Provide the data again in its entirety, exactly as given.

#### DATA EXCERPTS

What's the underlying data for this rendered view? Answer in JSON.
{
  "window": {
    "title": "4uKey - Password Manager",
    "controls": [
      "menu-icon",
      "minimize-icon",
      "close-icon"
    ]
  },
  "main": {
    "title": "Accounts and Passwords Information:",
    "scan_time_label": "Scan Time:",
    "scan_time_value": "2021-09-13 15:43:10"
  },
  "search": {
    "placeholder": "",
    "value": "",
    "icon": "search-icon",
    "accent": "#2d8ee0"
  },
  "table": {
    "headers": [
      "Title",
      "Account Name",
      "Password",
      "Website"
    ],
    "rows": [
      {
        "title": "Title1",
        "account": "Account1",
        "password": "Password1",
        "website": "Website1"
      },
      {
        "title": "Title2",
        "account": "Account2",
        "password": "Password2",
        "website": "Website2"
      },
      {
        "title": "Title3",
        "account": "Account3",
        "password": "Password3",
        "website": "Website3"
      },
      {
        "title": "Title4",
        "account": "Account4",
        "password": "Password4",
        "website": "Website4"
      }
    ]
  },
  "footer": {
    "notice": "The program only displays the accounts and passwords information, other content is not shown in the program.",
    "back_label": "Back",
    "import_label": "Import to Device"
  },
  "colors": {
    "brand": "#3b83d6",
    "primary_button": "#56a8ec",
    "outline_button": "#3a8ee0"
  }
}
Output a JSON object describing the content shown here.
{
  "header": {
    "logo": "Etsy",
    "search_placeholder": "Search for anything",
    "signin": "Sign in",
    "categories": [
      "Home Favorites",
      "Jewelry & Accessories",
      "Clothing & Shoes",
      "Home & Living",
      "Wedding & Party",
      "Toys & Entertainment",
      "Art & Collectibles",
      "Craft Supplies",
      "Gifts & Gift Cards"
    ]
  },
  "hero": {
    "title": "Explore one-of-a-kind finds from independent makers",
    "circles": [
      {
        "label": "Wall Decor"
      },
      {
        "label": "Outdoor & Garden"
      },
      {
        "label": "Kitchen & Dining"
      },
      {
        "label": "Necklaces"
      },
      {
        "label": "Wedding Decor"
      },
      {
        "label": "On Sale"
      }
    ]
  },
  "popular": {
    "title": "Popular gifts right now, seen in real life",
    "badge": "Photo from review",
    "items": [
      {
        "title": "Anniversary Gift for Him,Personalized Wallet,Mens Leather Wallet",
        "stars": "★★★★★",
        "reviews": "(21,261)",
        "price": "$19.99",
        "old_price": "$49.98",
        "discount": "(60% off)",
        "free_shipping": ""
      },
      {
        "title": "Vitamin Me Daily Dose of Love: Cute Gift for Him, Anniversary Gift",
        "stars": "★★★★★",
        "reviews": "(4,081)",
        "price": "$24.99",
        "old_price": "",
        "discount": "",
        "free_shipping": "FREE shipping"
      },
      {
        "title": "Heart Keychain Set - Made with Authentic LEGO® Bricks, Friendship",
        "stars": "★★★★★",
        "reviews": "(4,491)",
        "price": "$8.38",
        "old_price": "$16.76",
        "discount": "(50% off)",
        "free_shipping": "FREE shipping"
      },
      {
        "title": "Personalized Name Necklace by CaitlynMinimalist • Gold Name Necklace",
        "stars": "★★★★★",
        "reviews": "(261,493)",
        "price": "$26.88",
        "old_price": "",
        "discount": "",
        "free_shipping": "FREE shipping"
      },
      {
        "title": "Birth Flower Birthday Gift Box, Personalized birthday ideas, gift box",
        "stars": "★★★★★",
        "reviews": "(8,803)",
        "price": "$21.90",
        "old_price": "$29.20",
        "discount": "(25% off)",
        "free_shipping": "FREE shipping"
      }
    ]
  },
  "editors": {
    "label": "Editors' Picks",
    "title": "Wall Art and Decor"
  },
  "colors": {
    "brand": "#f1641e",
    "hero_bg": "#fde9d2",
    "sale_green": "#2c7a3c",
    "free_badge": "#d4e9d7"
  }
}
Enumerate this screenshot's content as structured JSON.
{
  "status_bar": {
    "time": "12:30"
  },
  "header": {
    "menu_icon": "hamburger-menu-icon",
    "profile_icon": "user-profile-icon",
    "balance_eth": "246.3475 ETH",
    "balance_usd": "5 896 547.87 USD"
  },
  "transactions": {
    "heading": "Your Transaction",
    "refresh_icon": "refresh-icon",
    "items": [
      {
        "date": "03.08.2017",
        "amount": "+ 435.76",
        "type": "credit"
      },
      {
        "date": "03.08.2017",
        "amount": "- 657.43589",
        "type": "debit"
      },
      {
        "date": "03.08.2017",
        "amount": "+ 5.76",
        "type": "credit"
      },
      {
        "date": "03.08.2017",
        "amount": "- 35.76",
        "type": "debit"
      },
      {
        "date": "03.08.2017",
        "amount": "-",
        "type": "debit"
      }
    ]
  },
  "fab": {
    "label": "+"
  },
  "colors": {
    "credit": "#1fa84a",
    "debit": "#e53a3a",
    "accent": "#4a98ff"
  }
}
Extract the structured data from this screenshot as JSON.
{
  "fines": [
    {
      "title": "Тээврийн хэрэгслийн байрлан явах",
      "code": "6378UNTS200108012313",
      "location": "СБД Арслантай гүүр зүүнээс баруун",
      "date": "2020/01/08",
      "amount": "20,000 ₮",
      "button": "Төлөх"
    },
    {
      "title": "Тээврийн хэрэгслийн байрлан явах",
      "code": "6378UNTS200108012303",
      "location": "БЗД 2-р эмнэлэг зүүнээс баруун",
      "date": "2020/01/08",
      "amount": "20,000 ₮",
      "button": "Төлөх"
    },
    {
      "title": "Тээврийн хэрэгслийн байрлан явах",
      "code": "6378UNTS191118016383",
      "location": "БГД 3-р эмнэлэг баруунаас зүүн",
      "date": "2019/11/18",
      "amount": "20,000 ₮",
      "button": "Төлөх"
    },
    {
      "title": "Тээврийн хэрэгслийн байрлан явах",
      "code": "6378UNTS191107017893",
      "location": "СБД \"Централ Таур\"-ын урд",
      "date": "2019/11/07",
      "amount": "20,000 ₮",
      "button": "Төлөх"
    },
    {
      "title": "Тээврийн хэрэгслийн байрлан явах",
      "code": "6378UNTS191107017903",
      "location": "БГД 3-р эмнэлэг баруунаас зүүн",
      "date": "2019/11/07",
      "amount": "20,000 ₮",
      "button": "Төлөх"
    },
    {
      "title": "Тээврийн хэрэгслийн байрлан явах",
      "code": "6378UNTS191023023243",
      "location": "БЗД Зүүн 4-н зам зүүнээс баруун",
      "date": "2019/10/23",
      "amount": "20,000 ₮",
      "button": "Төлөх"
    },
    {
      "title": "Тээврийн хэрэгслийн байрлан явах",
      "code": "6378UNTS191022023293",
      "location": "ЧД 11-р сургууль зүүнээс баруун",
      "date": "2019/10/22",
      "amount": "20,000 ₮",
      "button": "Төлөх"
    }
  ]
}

########

RESPONSE BELOW ->
What's the underlying data for this rendered view? Answer in JSON.
{
  "window": {
    "title": "4uKey - Password Manager",
    "controls": [
      "menu-icon",
      "minimize-icon",
      "close-icon"
    ]
  },
  "main": {
    "title": "Accounts and Passwords Information:",
    "scan_time_label": "Scan Time:",
    "scan_time_value": "2021-09-13 15:43:10"
  },
  "search": {
    "placeholder": "",
    "value": "",
    "icon": "search-icon",
    "accent": "#2d8ee0"
  },
  "table": {
    "headers": [
      "Title",
      "Account Name",
      "Password",
      "Website"
    ],
    "rows": [
      {
        "title": "Title1",
        "account": "Account1",
        "password": "Password1",
        "website": "Website1"
      },
      {
        "title": "Title2",
        "account": "Account2",
        "password": "Password2",
        "website": "Website2"
      },
      {
        "title": "Title3",
        "account": "Account3",
        "password": "Password3",
        "website": "Website3"
      },
      {
        "title": "Title4",
        "account": "Account4",
        "password": "Password4",
        "website": "Website4"
      }
    ]
  },
  "footer": {
    "notice": "The program only displays the accounts and passwords information, other content is not shown in the program.",
    "back_label": "Back",
    "import_label": "Import to Device"
  },
  "colors": {
    "brand": "#3b83d6",
    "primary_button": "#56a8ec",
    "outline_button": "#3a8ee0"
  }
}
Output a JSON object describing the content shown here.
{
  "header": {
    "logo": "Etsy",
    "search_placeholder": "Search for anything",
    "signin": "Sign in",
    "categories": [
      "Home Favorites",
      "Jewelry & Accessories",
      "Clothing & Shoes",
      "Home & Living",
      "Wedding & Party",
      "Toys & Entertainment",
      "Art & Collectibles",
      "Craft Supplies",
      "Gifts & Gift Cards"
    ]
  },
  "hero": {
    "title": "Explore one-of-a-kind finds from independent makers",
    "circles": [
      {
        "label": "Wall Decor"
      },
      {
        "label": "Outdoor & Garden"
      },
      {
        "label": "Kitchen & Dining"
      },
      {
        "label": "Necklaces"
      },
      {
        "label": "Wedding Decor"
      },
      {
        "label": "On Sale"
      }
    ]
  },
  "popular": {
    "title": "Popular gifts right now, seen in real life",
    "badge": "Photo from review",
    "items": [
      {
        "title": "Anniversary Gift for Him,Personalized Wallet,Mens Leather Wallet",
        "stars": "★★★★★",
        "reviews": "(21,261)",
        "price": "$19.99",
        "old_price": "$49.98",
        "discount": "(60% off)",
        "free_shipping": ""
      },
      {
        "title": "Vitamin Me Daily Dose of Love: Cute Gift for Him, Anniversary Gift",
        "stars": "★★★★★",
        "reviews": "(4,081)",
        "price": "$24.99",
        "old_price": "",
        "discount": "",
        "free_shipping": "FREE shipping"
      },
      {
        "title": "Heart Keychain Set - Made with Authentic LEGO® Bricks, Friendship",
        "stars": "★★★★★",
        "reviews": "(4,491)",
        "price": "$8.38",
        "old_price": "$16.76",
        "discount": "(50% off)",
        "free_shipping": "FREE shipping"
      },
      {
        "title": "Personalized Name Necklace by CaitlynMinimalist • Gold Name Necklace",
        "stars": "★★★★★",
        "reviews": "(261,493)",
        "price": "$26.88",
        "old_price": "",
        "discount": "",
        "free_shipping": "FREE shipping"
      },
      {
        "title": "Birth Flower Birthday Gift Box, Personalized birthday ideas, gift box",
        "stars": "★★★★★",
        "reviews": "(8,803)",
        "price": "$21.90",
        "old_price": "$29.20",
        "discount": "(25% off)",
        "free_shipping": "FREE shipping"
      }
    ]
  },
  "editors": {
    "label": "Editors' Picks",
    "title": "Wall Art and Decor"
  },
  "colors": {
    "brand": "#f1641e",
    "hero_bg": "#fde9d2",
    "sale_green": "#2c7a3c",
    "free_badge": "#d4e9d7"
  }
}
Enumerate this screenshot's content as structured JSON.
{
  "status_bar": {
    "time": "12:30"
  },
  "header": {
    "menu_icon": "hamburger-menu-icon",
    "profile_icon": "user-profile-icon",
    "balance_eth": "246.3475 ETH",
    "balance_usd": "5 896 547.87 USD"
  },
  "transactions": {
    "heading": "Your Transaction",
    "refresh_icon": "refresh-icon",
    "items": [
      {
        "date": "03.08.2017",
        "amount": "+ 435.76",
        "type": "credit"
      },
      {
        "date": "03.08.2017",
        "amount": "- 657.43589",
        "type": "debit"
      },
      {
        "date": "03.08.2017",
        "amount": "+ 5.76",
        "type": "credit"
      },
      {
        "date": "03.08.2017",
        "amount": "- 35.76",
        "type": "debit"
      },
      {
        "date": "03.08.2017",
        "amount": "-",
        "type": "debit"
      }
    ]
  },
  "fab": {
    "label": "+"
  },
  "colors": {
    "credit": "#1fa84a",
    "debit": "#e53a3a",
    "accent": "#4a98ff"
  }
}
Extract the structured data from this screenshot as JSON.
{
  "fines": [
    {
      "title": "Тээврийн хэрэгслийн байрлан явах",
      "code": "6378UNTS200108012313",
      "location": "СБД Арслантай гүүр зүүнээс баруун",
      "date": "2020/01/08",
      "amount": "20,000 ₮",
      "button": "Төлөх"
    },
    {
      "title": "Тээврийн хэрэгслийн байрлан явах",
      "code": "6378UNTS200108012303",
      "location": "БЗД 2-р эмнэлэг зүүнээс баруун",
      "date": "2020/01/08",
      "amount": "20,000 ₮",
      "button": "Төлөх"
    },
    {
      "title": "Тээврийн хэрэгслийн байрлан явах",
      "code": "6378UNTS191118016383",
      "location": "БГД 3-р эмнэлэг баруунаас зүүн",
      "date": "2019/11/18",
      "amount": "20,000 ₮",
      "button": "Төлөх"
    },
    {
      "title": "Тээврийн хэрэгслийн байрлан явах",
      "code": "6378UNTS191107017893",
      "location": "СБД \"Централ Таур\"-ын урд",
      "date": "2019/11/07",
      "amount": "20,000 ₮",
      "button": "Төлөх"
    },
    {
      "title": "Тээврийн хэрэгслийн байрлан явах",
      "code": "6378UNTS191107017903",
      "location": "БГД 3-р эмнэлэг баруунаас зүүн",
      "date": "2019/11/07",
      "amount": "20,000 ₮",
      "button": "Төлөх"
    },
    {
      "title": "Тээврийн хэрэгслийн байрлан явах",
      "code": "6378UNTS191023023243",
      "location": "БЗД Зүүн 4-н зам зүүнээс баруун",
      "date": "2019/10/23",
      "amount": "20,000 ₮",
      "button": "Төлөх"
    },
    {
      "title": "Тээврийн хэрэгслийн байрлан явах",
      "code": "6378UNTS191022023293",
      "location": "ЧД 11-р сургууль зүүнээс баруун",
      "date": "2019/10/22",
      "amount": "20,000 ₮",
      "button": "Төлөх"
    }
  ]
}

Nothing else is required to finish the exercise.